[Dataset listings of figures]
* BEGIN *
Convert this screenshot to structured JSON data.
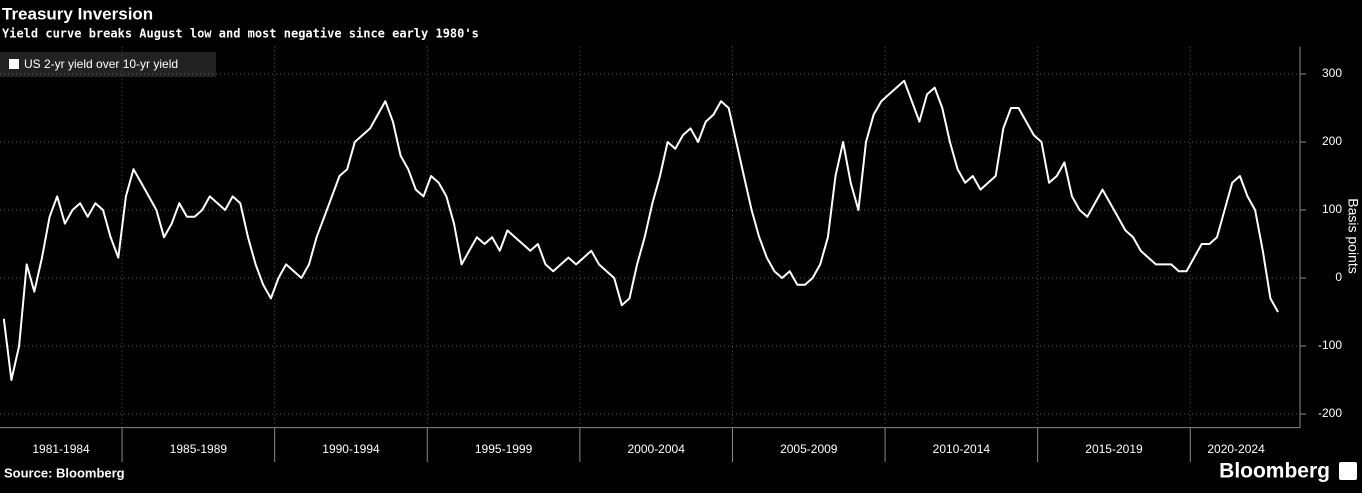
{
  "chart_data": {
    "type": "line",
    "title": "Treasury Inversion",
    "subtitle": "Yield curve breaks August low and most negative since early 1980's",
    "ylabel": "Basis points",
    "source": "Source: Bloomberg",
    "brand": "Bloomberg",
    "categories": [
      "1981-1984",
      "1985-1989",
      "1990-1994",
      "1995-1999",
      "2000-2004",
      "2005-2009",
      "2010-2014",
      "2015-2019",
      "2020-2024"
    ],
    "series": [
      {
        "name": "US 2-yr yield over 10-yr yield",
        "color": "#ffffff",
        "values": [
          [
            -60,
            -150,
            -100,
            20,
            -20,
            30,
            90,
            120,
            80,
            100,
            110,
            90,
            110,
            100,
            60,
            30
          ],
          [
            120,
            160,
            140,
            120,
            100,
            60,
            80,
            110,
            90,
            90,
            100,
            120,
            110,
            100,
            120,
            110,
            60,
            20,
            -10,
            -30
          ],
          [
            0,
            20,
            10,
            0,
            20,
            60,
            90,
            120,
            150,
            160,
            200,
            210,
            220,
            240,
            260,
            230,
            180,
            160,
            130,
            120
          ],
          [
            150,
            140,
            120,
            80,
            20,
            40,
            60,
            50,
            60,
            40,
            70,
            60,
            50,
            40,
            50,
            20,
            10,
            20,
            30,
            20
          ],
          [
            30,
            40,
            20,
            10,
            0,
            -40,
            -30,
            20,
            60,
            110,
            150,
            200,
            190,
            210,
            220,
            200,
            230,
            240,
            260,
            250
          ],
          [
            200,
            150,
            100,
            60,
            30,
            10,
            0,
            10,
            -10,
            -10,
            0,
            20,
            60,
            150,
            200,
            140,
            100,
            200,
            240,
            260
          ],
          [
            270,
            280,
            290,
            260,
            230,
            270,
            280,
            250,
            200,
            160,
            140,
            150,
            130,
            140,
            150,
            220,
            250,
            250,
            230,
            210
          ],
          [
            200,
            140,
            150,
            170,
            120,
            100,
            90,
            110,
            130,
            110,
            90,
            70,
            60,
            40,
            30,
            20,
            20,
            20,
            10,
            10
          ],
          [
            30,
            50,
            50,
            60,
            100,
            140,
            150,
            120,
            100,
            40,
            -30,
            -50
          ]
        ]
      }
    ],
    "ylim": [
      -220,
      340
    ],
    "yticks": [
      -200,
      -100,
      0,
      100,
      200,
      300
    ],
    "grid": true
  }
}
* END *
* BEGIN *
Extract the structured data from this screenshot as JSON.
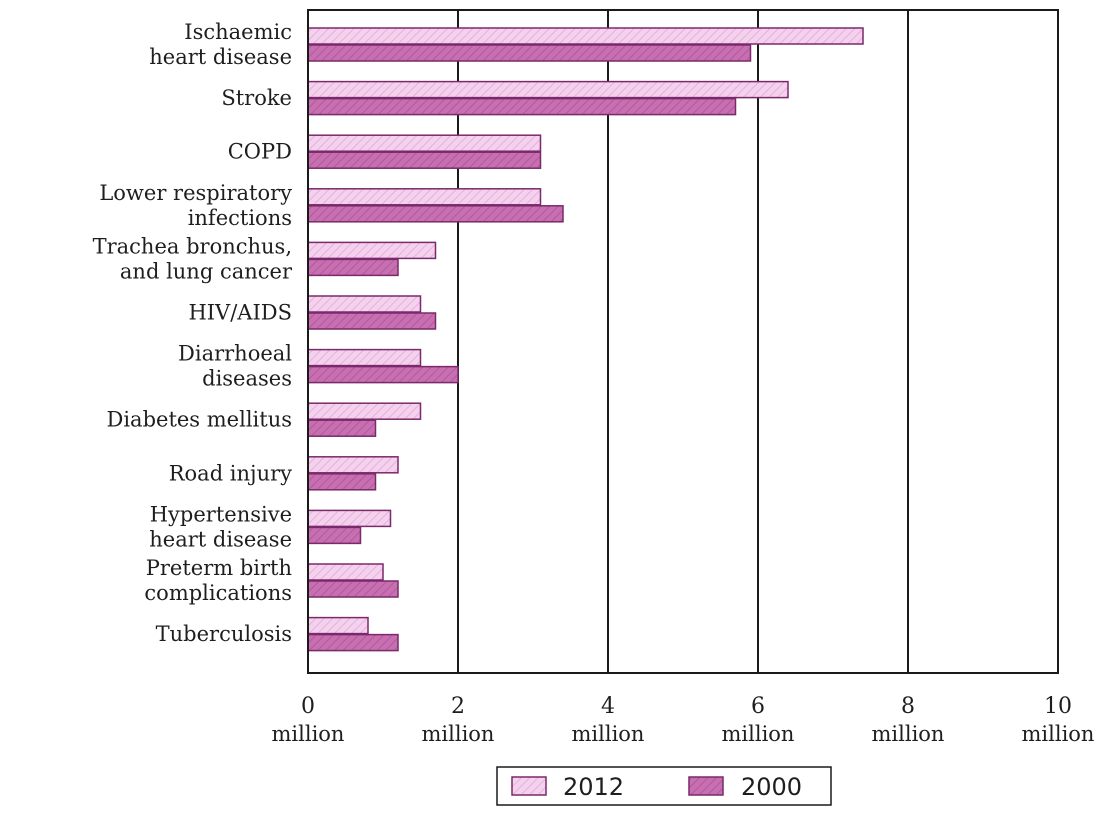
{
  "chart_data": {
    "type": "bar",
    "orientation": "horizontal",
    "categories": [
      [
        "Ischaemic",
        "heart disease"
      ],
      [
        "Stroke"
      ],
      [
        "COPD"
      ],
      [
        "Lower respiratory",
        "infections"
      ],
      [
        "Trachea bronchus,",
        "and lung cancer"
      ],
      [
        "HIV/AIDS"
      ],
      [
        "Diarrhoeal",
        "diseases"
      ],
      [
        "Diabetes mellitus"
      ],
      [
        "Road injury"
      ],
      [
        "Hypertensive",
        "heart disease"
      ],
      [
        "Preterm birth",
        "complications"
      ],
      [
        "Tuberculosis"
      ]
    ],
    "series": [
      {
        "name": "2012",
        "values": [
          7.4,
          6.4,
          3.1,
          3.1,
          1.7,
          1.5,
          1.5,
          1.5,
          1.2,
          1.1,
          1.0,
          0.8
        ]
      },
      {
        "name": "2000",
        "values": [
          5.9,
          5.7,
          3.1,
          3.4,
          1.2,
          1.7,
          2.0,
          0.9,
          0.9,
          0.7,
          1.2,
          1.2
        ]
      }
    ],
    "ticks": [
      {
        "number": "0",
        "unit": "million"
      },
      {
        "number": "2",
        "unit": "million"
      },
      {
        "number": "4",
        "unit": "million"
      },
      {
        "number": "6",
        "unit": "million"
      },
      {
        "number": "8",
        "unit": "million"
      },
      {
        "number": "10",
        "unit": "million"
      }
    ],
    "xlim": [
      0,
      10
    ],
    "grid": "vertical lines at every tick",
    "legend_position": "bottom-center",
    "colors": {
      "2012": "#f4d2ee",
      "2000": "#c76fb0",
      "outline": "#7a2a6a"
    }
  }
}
* END *
--- WHAT IS ASKED ---
Each line above that includes "screenshot" should be shown.

--- THE REPLY ---
Convert this screenshot to structured JSON data.
Extract the structured data from this screenshot as JSON.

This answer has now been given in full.